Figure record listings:
━━━━━━━━━━

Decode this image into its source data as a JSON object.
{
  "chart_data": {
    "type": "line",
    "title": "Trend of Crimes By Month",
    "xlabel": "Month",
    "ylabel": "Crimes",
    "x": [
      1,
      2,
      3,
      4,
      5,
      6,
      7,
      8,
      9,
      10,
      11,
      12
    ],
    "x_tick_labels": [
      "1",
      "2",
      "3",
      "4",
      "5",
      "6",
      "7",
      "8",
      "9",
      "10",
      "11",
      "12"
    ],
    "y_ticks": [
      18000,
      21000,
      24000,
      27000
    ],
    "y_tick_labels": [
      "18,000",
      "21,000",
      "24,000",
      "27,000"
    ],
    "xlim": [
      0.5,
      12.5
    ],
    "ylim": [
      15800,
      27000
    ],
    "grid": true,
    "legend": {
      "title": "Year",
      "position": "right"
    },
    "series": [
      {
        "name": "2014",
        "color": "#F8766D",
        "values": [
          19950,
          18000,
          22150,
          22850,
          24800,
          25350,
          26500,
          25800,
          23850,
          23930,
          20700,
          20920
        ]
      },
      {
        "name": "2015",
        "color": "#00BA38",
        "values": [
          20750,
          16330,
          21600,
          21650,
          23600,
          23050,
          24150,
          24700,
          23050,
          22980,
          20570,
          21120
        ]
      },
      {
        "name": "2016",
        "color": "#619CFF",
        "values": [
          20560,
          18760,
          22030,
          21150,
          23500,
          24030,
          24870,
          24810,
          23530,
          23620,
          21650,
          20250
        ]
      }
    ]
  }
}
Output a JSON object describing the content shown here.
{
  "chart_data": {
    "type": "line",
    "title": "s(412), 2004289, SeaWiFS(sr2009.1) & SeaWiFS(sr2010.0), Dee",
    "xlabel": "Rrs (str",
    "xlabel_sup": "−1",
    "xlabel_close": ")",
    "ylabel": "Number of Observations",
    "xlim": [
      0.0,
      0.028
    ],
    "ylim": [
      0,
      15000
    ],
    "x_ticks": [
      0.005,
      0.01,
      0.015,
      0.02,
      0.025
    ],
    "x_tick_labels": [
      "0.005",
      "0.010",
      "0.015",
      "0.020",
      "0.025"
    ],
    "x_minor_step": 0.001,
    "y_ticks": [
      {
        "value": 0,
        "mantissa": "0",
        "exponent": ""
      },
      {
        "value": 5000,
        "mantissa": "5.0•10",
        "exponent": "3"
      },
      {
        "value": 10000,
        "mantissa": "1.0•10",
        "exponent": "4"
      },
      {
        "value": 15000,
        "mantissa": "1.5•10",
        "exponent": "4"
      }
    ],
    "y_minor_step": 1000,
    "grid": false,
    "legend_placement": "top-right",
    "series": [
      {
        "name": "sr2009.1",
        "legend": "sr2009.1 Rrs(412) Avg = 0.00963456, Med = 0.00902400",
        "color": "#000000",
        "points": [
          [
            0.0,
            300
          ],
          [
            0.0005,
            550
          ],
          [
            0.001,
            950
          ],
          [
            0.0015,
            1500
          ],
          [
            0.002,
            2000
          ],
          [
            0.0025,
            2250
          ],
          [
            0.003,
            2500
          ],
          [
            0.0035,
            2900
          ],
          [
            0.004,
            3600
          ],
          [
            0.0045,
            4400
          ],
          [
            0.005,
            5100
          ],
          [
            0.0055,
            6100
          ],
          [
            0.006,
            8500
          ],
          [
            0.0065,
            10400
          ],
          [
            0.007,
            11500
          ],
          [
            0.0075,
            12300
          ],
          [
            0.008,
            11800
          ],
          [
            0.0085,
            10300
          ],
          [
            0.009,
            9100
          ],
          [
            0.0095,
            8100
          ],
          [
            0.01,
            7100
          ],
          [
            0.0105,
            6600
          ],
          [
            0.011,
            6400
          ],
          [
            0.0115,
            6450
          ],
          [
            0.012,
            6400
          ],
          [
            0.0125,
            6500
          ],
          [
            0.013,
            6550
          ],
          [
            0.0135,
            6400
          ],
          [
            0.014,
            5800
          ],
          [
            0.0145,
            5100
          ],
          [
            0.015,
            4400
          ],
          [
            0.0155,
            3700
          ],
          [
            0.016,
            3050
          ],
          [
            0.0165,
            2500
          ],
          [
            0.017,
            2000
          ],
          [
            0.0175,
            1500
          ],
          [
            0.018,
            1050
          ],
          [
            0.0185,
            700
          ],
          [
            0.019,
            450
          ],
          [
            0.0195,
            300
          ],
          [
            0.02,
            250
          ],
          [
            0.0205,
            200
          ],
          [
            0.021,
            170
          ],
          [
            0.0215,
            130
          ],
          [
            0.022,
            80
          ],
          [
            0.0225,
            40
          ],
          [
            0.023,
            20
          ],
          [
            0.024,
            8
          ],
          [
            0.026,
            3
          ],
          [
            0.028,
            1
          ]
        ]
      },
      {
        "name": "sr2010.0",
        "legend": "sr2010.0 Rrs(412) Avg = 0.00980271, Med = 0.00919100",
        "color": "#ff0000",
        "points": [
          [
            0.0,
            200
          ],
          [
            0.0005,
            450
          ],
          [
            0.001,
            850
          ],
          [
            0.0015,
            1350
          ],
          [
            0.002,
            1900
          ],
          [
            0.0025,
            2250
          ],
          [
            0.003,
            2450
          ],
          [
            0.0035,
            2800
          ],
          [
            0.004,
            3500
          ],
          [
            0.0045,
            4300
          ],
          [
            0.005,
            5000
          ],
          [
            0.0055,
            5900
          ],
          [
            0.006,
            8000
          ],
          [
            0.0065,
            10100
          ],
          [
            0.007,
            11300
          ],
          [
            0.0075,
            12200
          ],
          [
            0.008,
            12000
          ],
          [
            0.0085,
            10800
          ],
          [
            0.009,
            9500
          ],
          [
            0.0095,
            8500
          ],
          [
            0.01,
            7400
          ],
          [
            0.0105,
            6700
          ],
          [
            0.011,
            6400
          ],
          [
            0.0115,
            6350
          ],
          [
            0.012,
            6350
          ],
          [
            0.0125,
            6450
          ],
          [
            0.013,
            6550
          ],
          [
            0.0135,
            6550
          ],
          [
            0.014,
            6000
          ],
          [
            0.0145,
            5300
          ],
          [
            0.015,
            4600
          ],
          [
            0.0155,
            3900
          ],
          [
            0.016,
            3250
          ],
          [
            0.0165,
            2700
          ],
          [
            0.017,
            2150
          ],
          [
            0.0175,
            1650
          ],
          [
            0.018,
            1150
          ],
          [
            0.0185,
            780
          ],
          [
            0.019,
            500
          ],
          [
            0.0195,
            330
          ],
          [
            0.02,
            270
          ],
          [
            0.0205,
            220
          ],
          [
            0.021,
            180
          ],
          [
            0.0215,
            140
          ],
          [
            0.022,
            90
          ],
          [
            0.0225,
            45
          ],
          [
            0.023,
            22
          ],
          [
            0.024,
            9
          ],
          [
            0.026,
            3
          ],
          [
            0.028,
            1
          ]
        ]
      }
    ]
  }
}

━━━━━━━━━━

REQUIREMENTS :: Return the material in full, exactly as shown.

THE SOLUTION ::
Decode this image into its source data as a JSON object.
{
  "chart_data": {
    "type": "line",
    "title": "Trend of Crimes By Month",
    "xlabel": "Month",
    "ylabel": "Crimes",
    "x": [
      1,
      2,
      3,
      4,
      5,
      6,
      7,
      8,
      9,
      10,
      11,
      12
    ],
    "x_tick_labels": [
      "1",
      "2",
      "3",
      "4",
      "5",
      "6",
      "7",
      "8",
      "9",
      "10",
      "11",
      "12"
    ],
    "y_ticks": [
      18000,
      21000,
      24000,
      27000
    ],
    "y_tick_labels": [
      "18,000",
      "21,000",
      "24,000",
      "27,000"
    ],
    "xlim": [
      0.5,
      12.5
    ],
    "ylim": [
      15800,
      27000
    ],
    "grid": true,
    "legend": {
      "title": "Year",
      "position": "right"
    },
    "series": [
      {
        "name": "2014",
        "color": "#F8766D",
        "values": [
          19950,
          18000,
          22150,
          22850,
          24800,
          25350,
          26500,
          25800,
          23850,
          23930,
          20700,
          20920
        ]
      },
      {
        "name": "2015",
        "color": "#00BA38",
        "values": [
          20750,
          16330,
          21600,
          21650,
          23600,
          23050,
          24150,
          24700,
          23050,
          22980,
          20570,
          21120
        ]
      },
      {
        "name": "2016",
        "color": "#619CFF",
        "values": [
          20560,
          18760,
          22030,
          21150,
          23500,
          24030,
          24870,
          24810,
          23530,
          23620,
          21650,
          20250
        ]
      }
    ]
  }
}
Output a JSON object describing the content shown here.
{
  "chart_data": {
    "type": "line",
    "title": "s(412), 2004289, SeaWiFS(sr2009.1) & SeaWiFS(sr2010.0), Dee",
    "xlabel": "Rrs (str",
    "xlabel_sup": "−1",
    "xlabel_close": ")",
    "ylabel": "Number of Observations",
    "xlim": [
      0.0,
      0.028
    ],
    "ylim": [
      0,
      15000
    ],
    "x_ticks": [
      0.005,
      0.01,
      0.015,
      0.02,
      0.025
    ],
    "x_tick_labels": [
      "0.005",
      "0.010",
      "0.015",
      "0.020",
      "0.025"
    ],
    "x_minor_step": 0.001,
    "y_ticks": [
      {
        "value": 0,
        "mantissa": "0",
        "exponent": ""
      },
      {
        "value": 5000,
        "mantissa": "5.0•10",
        "exponent": "3"
      },
      {
        "value": 10000,
        "mantissa": "1.0•10",
        "exponent": "4"
      },
      {
        "value": 15000,
        "mantissa": "1.5•10",
        "exponent": "4"
      }
    ],
    "y_minor_step": 1000,
    "grid": false,
    "legend_placement": "top-right",
    "series": [
      {
        "name": "sr2009.1",
        "legend": "sr2009.1 Rrs(412) Avg = 0.00963456, Med = 0.00902400",
        "color": "#000000",
        "points": [
          [
            0.0,
            300
          ],
          [
            0.0005,
            550
          ],
          [
            0.001,
            950
          ],
          [
            0.0015,
            1500
          ],
          [
            0.002,
            2000
          ],
          [
            0.0025,
            2250
          ],
          [
            0.003,
            2500
          ],
          [
            0.0035,
            2900
          ],
          [
            0.004,
            3600
          ],
          [
            0.0045,
            4400
          ],
          [
            0.005,
            5100
          ],
          [
            0.0055,
            6100
          ],
          [
            0.006,
            8500
          ],
          [
            0.0065,
            10400
          ],
          [
            0.007,
            11500
          ],
          [
            0.0075,
            12300
          ],
          [
            0.008,
            11800
          ],
          [
            0.0085,
            10300
          ],
          [
            0.009,
            9100
          ],
          [
            0.0095,
            8100
          ],
          [
            0.01,
            7100
          ],
          [
            0.0105,
            6600
          ],
          [
            0.011,
            6400
          ],
          [
            0.0115,
            6450
          ],
          [
            0.012,
            6400
          ],
          [
            0.0125,
            6500
          ],
          [
            0.013,
            6550
          ],
          [
            0.0135,
            6400
          ],
          [
            0.014,
            5800
          ],
          [
            0.0145,
            5100
          ],
          [
            0.015,
            4400
          ],
          [
            0.0155,
            3700
          ],
          [
            0.016,
            3050
          ],
          [
            0.0165,
            2500
          ],
          [
            0.017,
            2000
          ],
          [
            0.0175,
            1500
          ],
          [
            0.018,
            1050
          ],
          [
            0.0185,
            700
          ],
          [
            0.019,
            450
          ],
          [
            0.0195,
            300
          ],
          [
            0.02,
            250
          ],
          [
            0.0205,
            200
          ],
          [
            0.021,
            170
          ],
          [
            0.0215,
            130
          ],
          [
            0.022,
            80
          ],
          [
            0.0225,
            40
          ],
          [
            0.023,
            20
          ],
          [
            0.024,
            8
          ],
          [
            0.026,
            3
          ],
          [
            0.028,
            1
          ]
        ]
      },
      {
        "name": "sr2010.0",
        "legend": "sr2010.0 Rrs(412) Avg = 0.00980271, Med = 0.00919100",
        "color": "#ff0000",
        "points": [
          [
            0.0,
            200
          ],
          [
            0.0005,
            450
          ],
          [
            0.001,
            850
          ],
          [
            0.0015,
            1350
          ],
          [
            0.002,
            1900
          ],
          [
            0.0025,
            2250
          ],
          [
            0.003,
            2450
          ],
          [
            0.0035,
            2800
          ],
          [
            0.004,
            3500
          ],
          [
            0.0045,
            4300
          ],
          [
            0.005,
            5000
          ],
          [
            0.0055,
            5900
          ],
          [
            0.006,
            8000
          ],
          [
            0.0065,
            10100
          ],
          [
            0.007,
            11300
          ],
          [
            0.0075,
            12200
          ],
          [
            0.008,
            12000
          ],
          [
            0.0085,
            10800
          ],
          [
            0.009,
            9500
          ],
          [
            0.0095,
            8500
          ],
          [
            0.01,
            7400
          ],
          [
            0.0105,
            6700
          ],
          [
            0.011,
            6400
          ],
          [
            0.0115,
            6350
          ],
          [
            0.012,
            6350
          ],
          [
            0.0125,
            6450
          ],
          [
            0.013,
            6550
          ],
          [
            0.0135,
            6550
          ],
          [
            0.014,
            6000
          ],
          [
            0.0145,
            5300
          ],
          [
            0.015,
            4600
          ],
          [
            0.0155,
            3900
          ],
          [
            0.016,
            3250
          ],
          [
            0.0165,
            2700
          ],
          [
            0.017,
            2150
          ],
          [
            0.0175,
            1650
          ],
          [
            0.018,
            1150
          ],
          [
            0.0185,
            780
          ],
          [
            0.019,
            500
          ],
          [
            0.0195,
            330
          ],
          [
            0.02,
            270
          ],
          [
            0.0205,
            220
          ],
          [
            0.021,
            180
          ],
          [
            0.0215,
            140
          ],
          [
            0.022,
            90
          ],
          [
            0.0225,
            45
          ],
          [
            0.023,
            22
          ],
          [
            0.024,
            9
          ],
          [
            0.026,
            3
          ],
          [
            0.028,
            1
          ]
        ]
      }
    ]
  }
}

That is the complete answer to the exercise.